**WHAT IS ASKED:**
Pull out every line in the data that has the string "国家标准化管理委员会" in it.

Saved data entries
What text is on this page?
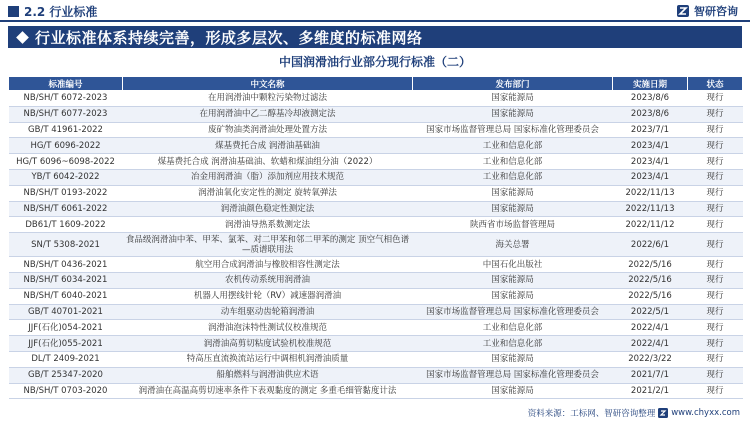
2.2 行业标准	智研咨询
行业标准体系持续完善，形成多层次、多维度的标准网络
中国润滑油行业部分现行标准（二）
标准编号	中文名称	发布部门	实施日期	状态
NB/SH/T 6072-2023	在用润滑油中颗粒污染物过滤法	国家能源局	2023/8/6	现行
NB/SH/T 6077-2023	在用润滑油中乙二醇基冷却液测定法	国家能源局	2023/8/6	现行
GB/T 41961-2022	废矿物油类润滑油处理处置方法	国家市场监督管理总局 国家标准化管理委员会	2023/7/1	现行
HG/T 6096-2022	煤基费托合成 润滑油基础油	工业和信息化部	2023/4/1	现行
HG/T 6096~6098-2022	煤基费托合成 润滑油基础油、软蜡和煤油组分油（2022）	工业和信息化部	2023/4/1	现行
YB/T 6042-2022	冶金用润滑油（脂）添加剂应用技术规范	工业和信息化部	2023/4/1	现行
NB/SH/T 0193-2022	润滑油氧化安定性的测定 旋转氧弹法	国家能源局	2022/11/13	现行
NB/SH/T 6061-2022	润滑油颜色稳定性测定法	国家能源局	2022/11/13	现行
DB61/T 1609-2022	润滑油导热系数测定法	陕西省市场监督管理局	2022/11/12	现行
SN/T 5308-2021	食品级润滑油中苯、甲苯、氯苯、对二甲苯和邻二甲苯的测定 顶空气相色谱—质谱联用法	海关总署	2022/6/1	现行
NB/SH/T 0436-2021	航空用合成润滑油与橡胶相容性测定法	中国石化出版社	2022/5/16	现行
NB/SH/T 6034-2021	农机传动系统用润滑油	国家能源局	2022/5/16	现行
NB/SH/T 6040-2021	机器人用摆线针轮（RV）减速器润滑油	国家能源局	2022/5/16	现行
GB/T 40701-2021	动车组驱动齿轮箱润滑油	国家市场监督管理总局 国家标准化管理委员会	2022/5/1	现行
JJF(石化)054-2021	润滑油泡沫特性测试仪校准规范	工业和信息化部	2022/4/1	现行
JJF(石化)055-2021	润滑油高剪切粘度试验机校准规范	工业和信息化部	2022/4/1	现行
DL/T 2409-2021	特高压直流换流站运行中调相机润滑油质量	国家能源局	2022/3/22	现行
GB/T 25347-2020	船舶燃料与润滑油供应术语	国家市场监督管理总局 国家标准化管理委员会	2021/7/1	现行
NB/SH/T 0703-2020	润滑油在高温高剪切速率条件下表观黏度的测定 多重毛细管黏度计法	国家能源局	2021/2/1	现行
资料来源：工标网、智研咨询整理 www.chyxx.com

**EXERCISE SOLUTION:**
GB/T 41961-2022	废矿物油类润滑油处理处置方法	国家市场监督管理总局 国家标准化管理委员会	2023/7/1	现行
GB/T 40701-2021	动车组驱动齿轮箱润滑油	国家市场监督管理总局 国家标准化管理委员会	2022/5/1	现行
GB/T 25347-2020	船舶燃料与润滑油供应术语	国家市场监督管理总局 国家标准化管理委员会	2021/7/1	现行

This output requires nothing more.